++++ RECORDS PROVIDED ++++
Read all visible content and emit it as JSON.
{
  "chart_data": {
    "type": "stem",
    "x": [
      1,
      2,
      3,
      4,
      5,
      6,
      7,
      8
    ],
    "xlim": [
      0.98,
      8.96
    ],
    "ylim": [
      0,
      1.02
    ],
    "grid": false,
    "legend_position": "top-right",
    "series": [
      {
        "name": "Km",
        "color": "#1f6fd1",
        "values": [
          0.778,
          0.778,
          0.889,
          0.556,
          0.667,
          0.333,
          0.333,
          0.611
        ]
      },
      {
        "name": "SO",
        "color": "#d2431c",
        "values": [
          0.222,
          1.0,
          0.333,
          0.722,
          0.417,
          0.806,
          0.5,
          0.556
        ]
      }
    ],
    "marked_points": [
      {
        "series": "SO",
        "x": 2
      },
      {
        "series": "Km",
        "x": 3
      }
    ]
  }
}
++++
REQUIRED TASK: The lines above should be duplicated exactly.

RESPONSE TO THIS EXERCISE:
Read all visible content and emit it as JSON.
{
  "chart_data": {
    "type": "stem",
    "x": [
      1,
      2,
      3,
      4,
      5,
      6,
      7,
      8
    ],
    "xlim": [
      0.98,
      8.96
    ],
    "ylim": [
      0,
      1.02
    ],
    "grid": false,
    "legend_position": "top-right",
    "series": [
      {
        "name": "Km",
        "color": "#1f6fd1",
        "values": [
          0.778,
          0.778,
          0.889,
          0.556,
          0.667,
          0.333,
          0.333,
          0.611
        ]
      },
      {
        "name": "SO",
        "color": "#d2431c",
        "values": [
          0.222,
          1.0,
          0.333,
          0.722,
          0.417,
          0.806,
          0.5,
          0.556
        ]
      }
    ],
    "marked_points": [
      {
        "series": "SO",
        "x": 2
      },
      {
        "series": "Km",
        "x": 3
      }
    ]
  }
}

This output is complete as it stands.